> Problem to solve
Repeat every record below exactly, leaving out the pictures.

--- Supplied data ---

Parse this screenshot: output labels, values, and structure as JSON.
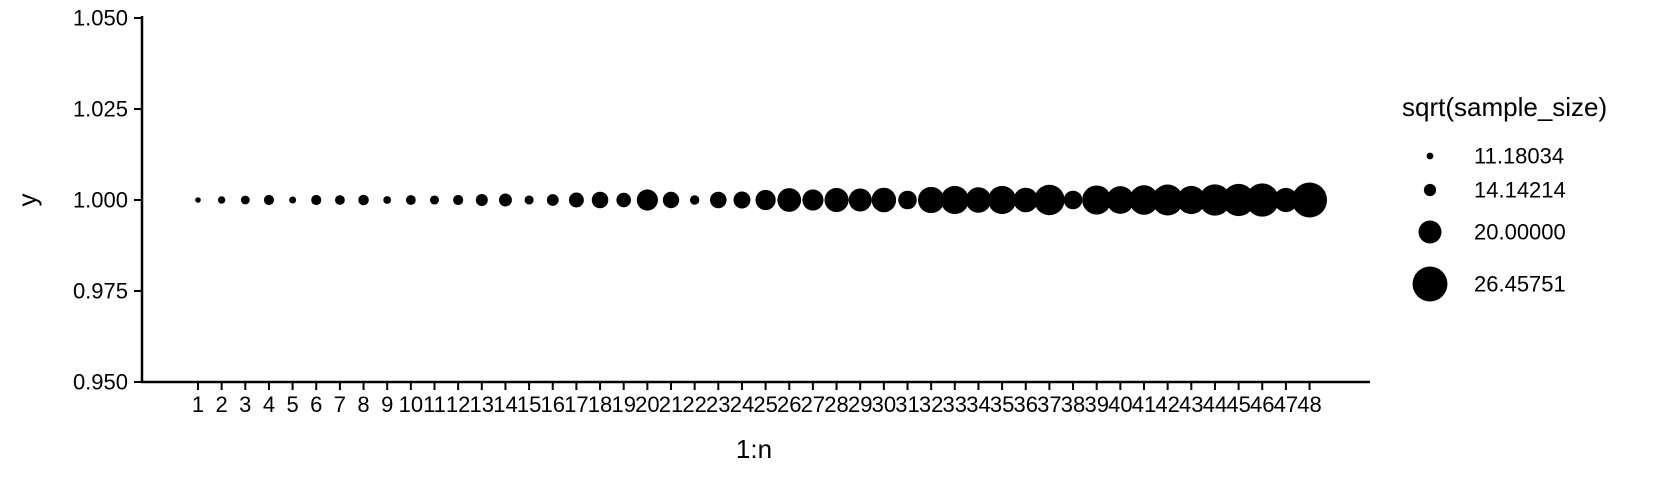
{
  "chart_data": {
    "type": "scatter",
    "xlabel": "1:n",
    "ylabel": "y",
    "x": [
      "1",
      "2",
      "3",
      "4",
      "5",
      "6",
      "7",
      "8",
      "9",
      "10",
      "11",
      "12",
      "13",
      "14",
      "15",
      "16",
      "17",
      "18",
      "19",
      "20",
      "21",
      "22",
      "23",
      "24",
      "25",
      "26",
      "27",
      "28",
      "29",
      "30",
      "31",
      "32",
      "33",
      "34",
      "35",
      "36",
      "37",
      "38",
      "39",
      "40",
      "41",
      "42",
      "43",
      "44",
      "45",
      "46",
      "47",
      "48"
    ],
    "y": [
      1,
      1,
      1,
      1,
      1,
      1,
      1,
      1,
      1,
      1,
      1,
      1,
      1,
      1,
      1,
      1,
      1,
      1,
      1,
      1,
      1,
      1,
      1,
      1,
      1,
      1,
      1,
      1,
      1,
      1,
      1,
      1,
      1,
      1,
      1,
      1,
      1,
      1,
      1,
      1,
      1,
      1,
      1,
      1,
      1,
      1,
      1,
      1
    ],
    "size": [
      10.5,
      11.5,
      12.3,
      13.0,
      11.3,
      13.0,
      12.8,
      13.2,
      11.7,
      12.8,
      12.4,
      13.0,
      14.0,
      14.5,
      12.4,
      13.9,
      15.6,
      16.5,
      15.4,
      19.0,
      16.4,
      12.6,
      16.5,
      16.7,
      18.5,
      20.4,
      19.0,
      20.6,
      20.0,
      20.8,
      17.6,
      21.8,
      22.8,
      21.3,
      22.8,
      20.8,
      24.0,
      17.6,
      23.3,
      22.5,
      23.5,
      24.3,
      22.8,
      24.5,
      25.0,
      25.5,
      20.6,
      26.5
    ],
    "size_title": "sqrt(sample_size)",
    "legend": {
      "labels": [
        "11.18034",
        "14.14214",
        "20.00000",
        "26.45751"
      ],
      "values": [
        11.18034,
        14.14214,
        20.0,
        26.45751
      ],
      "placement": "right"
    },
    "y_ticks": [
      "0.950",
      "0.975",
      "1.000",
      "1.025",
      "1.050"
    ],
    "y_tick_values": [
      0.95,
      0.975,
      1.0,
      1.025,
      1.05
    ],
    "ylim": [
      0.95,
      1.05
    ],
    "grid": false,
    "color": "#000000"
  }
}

---

> Answer
Parse this screenshot: output labels, values, and structure as JSON.
{
  "chart_data": {
    "type": "scatter",
    "xlabel": "1:n",
    "ylabel": "y",
    "x": [
      "1",
      "2",
      "3",
      "4",
      "5",
      "6",
      "7",
      "8",
      "9",
      "10",
      "11",
      "12",
      "13",
      "14",
      "15",
      "16",
      "17",
      "18",
      "19",
      "20",
      "21",
      "22",
      "23",
      "24",
      "25",
      "26",
      "27",
      "28",
      "29",
      "30",
      "31",
      "32",
      "33",
      "34",
      "35",
      "36",
      "37",
      "38",
      "39",
      "40",
      "41",
      "42",
      "43",
      "44",
      "45",
      "46",
      "47",
      "48"
    ],
    "y": [
      1,
      1,
      1,
      1,
      1,
      1,
      1,
      1,
      1,
      1,
      1,
      1,
      1,
      1,
      1,
      1,
      1,
      1,
      1,
      1,
      1,
      1,
      1,
      1,
      1,
      1,
      1,
      1,
      1,
      1,
      1,
      1,
      1,
      1,
      1,
      1,
      1,
      1,
      1,
      1,
      1,
      1,
      1,
      1,
      1,
      1,
      1,
      1
    ],
    "size": [
      10.5,
      11.5,
      12.3,
      13.0,
      11.3,
      13.0,
      12.8,
      13.2,
      11.7,
      12.8,
      12.4,
      13.0,
      14.0,
      14.5,
      12.4,
      13.9,
      15.6,
      16.5,
      15.4,
      19.0,
      16.4,
      12.6,
      16.5,
      16.7,
      18.5,
      20.4,
      19.0,
      20.6,
      20.0,
      20.8,
      17.6,
      21.8,
      22.8,
      21.3,
      22.8,
      20.8,
      24.0,
      17.6,
      23.3,
      22.5,
      23.5,
      24.3,
      22.8,
      24.5,
      25.0,
      25.5,
      20.6,
      26.5
    ],
    "size_title": "sqrt(sample_size)",
    "legend": {
      "labels": [
        "11.18034",
        "14.14214",
        "20.00000",
        "26.45751"
      ],
      "values": [
        11.18034,
        14.14214,
        20.0,
        26.45751
      ],
      "placement": "right"
    },
    "y_ticks": [
      "0.950",
      "0.975",
      "1.000",
      "1.025",
      "1.050"
    ],
    "y_tick_values": [
      0.95,
      0.975,
      1.0,
      1.025,
      1.05
    ],
    "ylim": [
      0.95,
      1.05
    ],
    "grid": false,
    "color": "#000000"
  }
}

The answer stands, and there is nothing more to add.